Data entries:
§ §
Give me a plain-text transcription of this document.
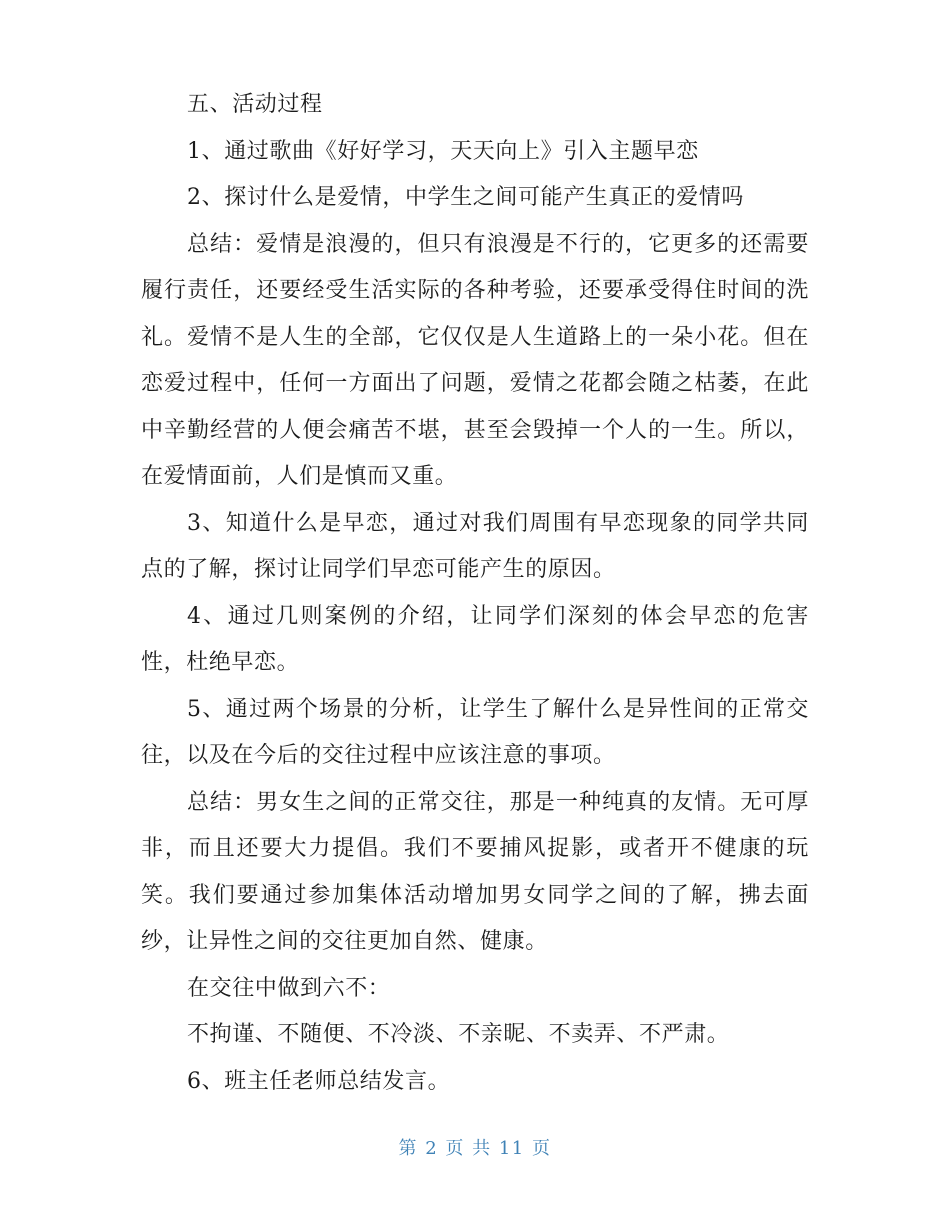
五、活动过程

1、通过歌曲《好好学习，天天向上》引入主题早恋

2、探讨什么是爱情，中学生之间可能产生真正的爱情吗

总结：爱情是浪漫的，但只有浪漫是不行的，它更多的还需要履行责任，还要经受生活实际的各种考验，还要承受得住时间的洗礼。爱情不是人生的全部，它仅仅是人生道路上的一朵小花。但在恋爱过程中，任何一方面出了问题，爱情之花都会随之枯萎，在此中辛勤经营的人便会痛苦不堪，甚至会毁掉一个人的一生。所以，在爱情面前，人们是慎而又重。

3、知道什么是早恋，通过对我们周围有早恋现象的同学共同点的了解，探讨让同学们早恋可能产生的原因。

4、通过几则案例的介绍，让同学们深刻的体会早恋的危害性，杜绝早恋。

5、通过两个场景的分析，让学生了解什么是异性间的正常交往，以及在今后的交往过程中应该注意的事项。

总结：男女生之间的正常交往，那是一种纯真的友情。无可厚非，而且还要大力提倡。我们不要捕风捉影，或者开不健康的玩笑。我们要通过参加集体活动增加男女同学之间的了解，拂去面纱，让异性之间的交往更加自然、健康。

在交往中做到六不：

不拘谨、不随便、不冷淡、不亲昵、不卖弄、不严肃。

6、班主任老师总结发言。

第 2 页 共 11 页
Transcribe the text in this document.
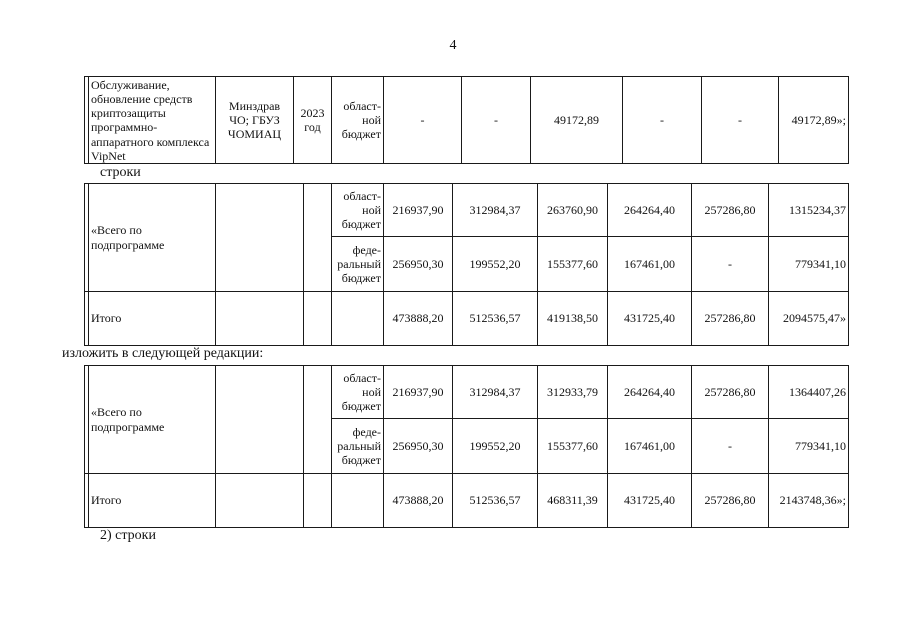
4
	Обслуживание, обновление средств криптозащиты программно-аппаратного комплекса VipNet	Минздрав ЧО; ГБУЗ ЧОМИАЦ	2023 год	област-ной бюджет	-	-	49172,89	-	-	49172,89»;
строки
	«Всего по подпрограмме			област-ной бюджет	216937,90	312984,37	263760,90	264264,40	257286,80	1315234,37
				феде-ральный бюджет	256950,30	199552,20	155377,60	167461,00	-	779341,10
	Итого				473888,20	512536,57	419138,50	431725,40	257286,80	2094575,47»
изложить в следующей редакции:
	«Всего по подпрограмме			област-ной бюджет	216937,90	312984,37	312933,79	264264,40	257286,80	1364407,26
				феде-ральный бюджет	256950,30	199552,20	155377,60	167461,00	-	779341,10
	Итого				473888,20	512536,57	468311,39	431725,40	257286,80	2143748,36»;
2) строки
§ §
▸ Exercise
Print every entry exactly as written, without the pictures.

▸ Worked solution
Give me a plain-text transcription of this document.
五、活动过程

1、通过歌曲《好好学习，天天向上》引入主题早恋

2、探讨什么是爱情，中学生之间可能产生真正的爱情吗

总结：爱情是浪漫的，但只有浪漫是不行的，它更多的还需要履行责任，还要经受生活实际的各种考验，还要承受得住时间的洗礼。爱情不是人生的全部，它仅仅是人生道路上的一朵小花。但在恋爱过程中，任何一方面出了问题，爱情之花都会随之枯萎，在此中辛勤经营的人便会痛苦不堪，甚至会毁掉一个人的一生。所以，在爱情面前，人们是慎而又重。

3、知道什么是早恋，通过对我们周围有早恋现象的同学共同点的了解，探讨让同学们早恋可能产生的原因。

4、通过几则案例的介绍，让同学们深刻的体会早恋的危害性，杜绝早恋。

5、通过两个场景的分析，让学生了解什么是异性间的正常交往，以及在今后的交往过程中应该注意的事项。

总结：男女生之间的正常交往，那是一种纯真的友情。无可厚非，而且还要大力提倡。我们不要捕风捉影，或者开不健康的玩笑。我们要通过参加集体活动增加男女同学之间的了解，拂去面纱，让异性之间的交往更加自然、健康。

在交往中做到六不：

不拘谨、不随便、不冷淡、不亲昵、不卖弄、不严肃。

6、班主任老师总结发言。

第 2 页 共 11 页
Transcribe the text in this document.
4
	Обслуживание, обновление средств криптозащиты программно-аппаратного комплекса VipNet	Минздрав ЧО; ГБУЗ ЧОМИАЦ	2023 год	област-ной бюджет	-	-	49172,89	-	-	49172,89»;
строки
	«Всего по подпрограмме			област-ной бюджет	216937,90	312984,37	263760,90	264264,40	257286,80	1315234,37
				феде-ральный бюджет	256950,30	199552,20	155377,60	167461,00	-	779341,10
	Итого				473888,20	512536,57	419138,50	431725,40	257286,80	2094575,47»
изложить в следующей редакции:
	«Всего по подпрограмме			област-ной бюджет	216937,90	312984,37	312933,79	264264,40	257286,80	1364407,26
				феде-ральный бюджет	256950,30	199552,20	155377,60	167461,00	-	779341,10
	Итого				473888,20	512536,57	468311,39	431725,40	257286,80	2143748,36»;
2) строки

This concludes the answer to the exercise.